### Records for processing
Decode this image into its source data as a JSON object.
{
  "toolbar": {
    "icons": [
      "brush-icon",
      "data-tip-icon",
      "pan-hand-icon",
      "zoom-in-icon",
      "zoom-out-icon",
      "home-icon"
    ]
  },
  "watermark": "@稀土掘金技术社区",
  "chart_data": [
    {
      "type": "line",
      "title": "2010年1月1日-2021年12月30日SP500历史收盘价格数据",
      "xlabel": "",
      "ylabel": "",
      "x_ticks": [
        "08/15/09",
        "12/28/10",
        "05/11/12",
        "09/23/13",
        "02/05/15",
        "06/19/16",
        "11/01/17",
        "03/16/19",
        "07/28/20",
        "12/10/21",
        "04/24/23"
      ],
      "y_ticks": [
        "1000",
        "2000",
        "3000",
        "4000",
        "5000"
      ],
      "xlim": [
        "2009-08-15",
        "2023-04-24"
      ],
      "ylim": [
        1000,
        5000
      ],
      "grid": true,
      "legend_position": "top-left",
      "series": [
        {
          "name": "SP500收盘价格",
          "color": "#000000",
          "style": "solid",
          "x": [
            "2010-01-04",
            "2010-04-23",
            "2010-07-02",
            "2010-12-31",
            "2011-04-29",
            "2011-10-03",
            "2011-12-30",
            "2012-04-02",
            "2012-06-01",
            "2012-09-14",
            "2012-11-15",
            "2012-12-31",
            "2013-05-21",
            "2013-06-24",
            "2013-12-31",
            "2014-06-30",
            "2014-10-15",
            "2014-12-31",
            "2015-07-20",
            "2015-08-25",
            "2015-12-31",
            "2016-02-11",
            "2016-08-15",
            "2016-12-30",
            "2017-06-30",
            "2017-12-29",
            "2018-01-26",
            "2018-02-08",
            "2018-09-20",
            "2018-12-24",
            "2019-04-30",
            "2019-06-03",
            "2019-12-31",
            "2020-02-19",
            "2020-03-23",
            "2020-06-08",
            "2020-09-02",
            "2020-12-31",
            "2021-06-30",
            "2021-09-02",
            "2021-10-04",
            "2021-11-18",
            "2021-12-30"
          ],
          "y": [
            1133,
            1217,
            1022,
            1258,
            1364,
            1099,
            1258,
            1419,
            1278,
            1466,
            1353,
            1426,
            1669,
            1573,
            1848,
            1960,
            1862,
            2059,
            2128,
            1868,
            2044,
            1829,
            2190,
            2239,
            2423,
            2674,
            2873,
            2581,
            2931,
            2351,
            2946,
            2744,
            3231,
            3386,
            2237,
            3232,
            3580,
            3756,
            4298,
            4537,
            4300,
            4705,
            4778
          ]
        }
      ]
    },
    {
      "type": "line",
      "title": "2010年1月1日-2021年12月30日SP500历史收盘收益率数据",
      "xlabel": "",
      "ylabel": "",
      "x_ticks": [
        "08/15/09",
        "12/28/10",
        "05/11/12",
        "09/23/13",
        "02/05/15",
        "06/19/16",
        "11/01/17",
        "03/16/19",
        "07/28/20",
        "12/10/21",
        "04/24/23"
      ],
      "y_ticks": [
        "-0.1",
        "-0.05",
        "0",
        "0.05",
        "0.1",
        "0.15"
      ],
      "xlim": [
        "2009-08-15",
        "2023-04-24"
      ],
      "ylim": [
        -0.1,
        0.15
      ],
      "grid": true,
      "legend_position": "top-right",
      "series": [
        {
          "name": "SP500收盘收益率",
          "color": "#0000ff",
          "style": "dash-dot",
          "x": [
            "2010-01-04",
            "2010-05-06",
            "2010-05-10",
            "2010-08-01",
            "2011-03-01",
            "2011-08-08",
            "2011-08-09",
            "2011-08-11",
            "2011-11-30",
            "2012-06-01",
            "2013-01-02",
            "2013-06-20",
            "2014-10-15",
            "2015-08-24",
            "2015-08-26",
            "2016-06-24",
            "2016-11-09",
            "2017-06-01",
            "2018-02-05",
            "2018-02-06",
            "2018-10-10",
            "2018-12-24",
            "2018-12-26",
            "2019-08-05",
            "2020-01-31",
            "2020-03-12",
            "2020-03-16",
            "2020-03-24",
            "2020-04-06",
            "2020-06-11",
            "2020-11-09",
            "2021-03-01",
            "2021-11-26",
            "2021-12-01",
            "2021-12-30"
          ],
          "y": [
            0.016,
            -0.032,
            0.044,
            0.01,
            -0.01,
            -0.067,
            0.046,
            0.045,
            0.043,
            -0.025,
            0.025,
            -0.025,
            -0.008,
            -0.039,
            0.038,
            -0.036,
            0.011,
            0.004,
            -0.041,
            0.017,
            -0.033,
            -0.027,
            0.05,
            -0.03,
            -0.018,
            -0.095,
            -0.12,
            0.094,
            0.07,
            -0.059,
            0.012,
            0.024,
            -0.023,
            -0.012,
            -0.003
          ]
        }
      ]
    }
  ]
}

### The request
Every line above should be printed again exactly as it stands.

### Task response
Decode this image into its source data as a JSON object.
{
  "toolbar": {
    "icons": [
      "brush-icon",
      "data-tip-icon",
      "pan-hand-icon",
      "zoom-in-icon",
      "zoom-out-icon",
      "home-icon"
    ]
  },
  "watermark": "@稀土掘金技术社区",
  "chart_data": [
    {
      "type": "line",
      "title": "2010年1月1日-2021年12月30日SP500历史收盘价格数据",
      "xlabel": "",
      "ylabel": "",
      "x_ticks": [
        "08/15/09",
        "12/28/10",
        "05/11/12",
        "09/23/13",
        "02/05/15",
        "06/19/16",
        "11/01/17",
        "03/16/19",
        "07/28/20",
        "12/10/21",
        "04/24/23"
      ],
      "y_ticks": [
        "1000",
        "2000",
        "3000",
        "4000",
        "5000"
      ],
      "xlim": [
        "2009-08-15",
        "2023-04-24"
      ],
      "ylim": [
        1000,
        5000
      ],
      "grid": true,
      "legend_position": "top-left",
      "series": [
        {
          "name": "SP500收盘价格",
          "color": "#000000",
          "style": "solid",
          "x": [
            "2010-01-04",
            "2010-04-23",
            "2010-07-02",
            "2010-12-31",
            "2011-04-29",
            "2011-10-03",
            "2011-12-30",
            "2012-04-02",
            "2012-06-01",
            "2012-09-14",
            "2012-11-15",
            "2012-12-31",
            "2013-05-21",
            "2013-06-24",
            "2013-12-31",
            "2014-06-30",
            "2014-10-15",
            "2014-12-31",
            "2015-07-20",
            "2015-08-25",
            "2015-12-31",
            "2016-02-11",
            "2016-08-15",
            "2016-12-30",
            "2017-06-30",
            "2017-12-29",
            "2018-01-26",
            "2018-02-08",
            "2018-09-20",
            "2018-12-24",
            "2019-04-30",
            "2019-06-03",
            "2019-12-31",
            "2020-02-19",
            "2020-03-23",
            "2020-06-08",
            "2020-09-02",
            "2020-12-31",
            "2021-06-30",
            "2021-09-02",
            "2021-10-04",
            "2021-11-18",
            "2021-12-30"
          ],
          "y": [
            1133,
            1217,
            1022,
            1258,
            1364,
            1099,
            1258,
            1419,
            1278,
            1466,
            1353,
            1426,
            1669,
            1573,
            1848,
            1960,
            1862,
            2059,
            2128,
            1868,
            2044,
            1829,
            2190,
            2239,
            2423,
            2674,
            2873,
            2581,
            2931,
            2351,
            2946,
            2744,
            3231,
            3386,
            2237,
            3232,
            3580,
            3756,
            4298,
            4537,
            4300,
            4705,
            4778
          ]
        }
      ]
    },
    {
      "type": "line",
      "title": "2010年1月1日-2021年12月30日SP500历史收盘收益率数据",
      "xlabel": "",
      "ylabel": "",
      "x_ticks": [
        "08/15/09",
        "12/28/10",
        "05/11/12",
        "09/23/13",
        "02/05/15",
        "06/19/16",
        "11/01/17",
        "03/16/19",
        "07/28/20",
        "12/10/21",
        "04/24/23"
      ],
      "y_ticks": [
        "-0.1",
        "-0.05",
        "0",
        "0.05",
        "0.1",
        "0.15"
      ],
      "xlim": [
        "2009-08-15",
        "2023-04-24"
      ],
      "ylim": [
        -0.1,
        0.15
      ],
      "grid": true,
      "legend_position": "top-right",
      "series": [
        {
          "name": "SP500收盘收益率",
          "color": "#0000ff",
          "style": "dash-dot",
          "x": [
            "2010-01-04",
            "2010-05-06",
            "2010-05-10",
            "2010-08-01",
            "2011-03-01",
            "2011-08-08",
            "2011-08-09",
            "2011-08-11",
            "2011-11-30",
            "2012-06-01",
            "2013-01-02",
            "2013-06-20",
            "2014-10-15",
            "2015-08-24",
            "2015-08-26",
            "2016-06-24",
            "2016-11-09",
            "2017-06-01",
            "2018-02-05",
            "2018-02-06",
            "2018-10-10",
            "2018-12-24",
            "2018-12-26",
            "2019-08-05",
            "2020-01-31",
            "2020-03-12",
            "2020-03-16",
            "2020-03-24",
            "2020-04-06",
            "2020-06-11",
            "2020-11-09",
            "2021-03-01",
            "2021-11-26",
            "2021-12-01",
            "2021-12-30"
          ],
          "y": [
            0.016,
            -0.032,
            0.044,
            0.01,
            -0.01,
            -0.067,
            0.046,
            0.045,
            0.043,
            -0.025,
            0.025,
            -0.025,
            -0.008,
            -0.039,
            0.038,
            -0.036,
            0.011,
            0.004,
            -0.041,
            0.017,
            -0.033,
            -0.027,
            0.05,
            -0.03,
            -0.018,
            -0.095,
            -0.12,
            0.094,
            0.07,
            -0.059,
            0.012,
            0.024,
            -0.023,
            -0.012,
            -0.003
          ]
        }
      ]
    }
  ]
}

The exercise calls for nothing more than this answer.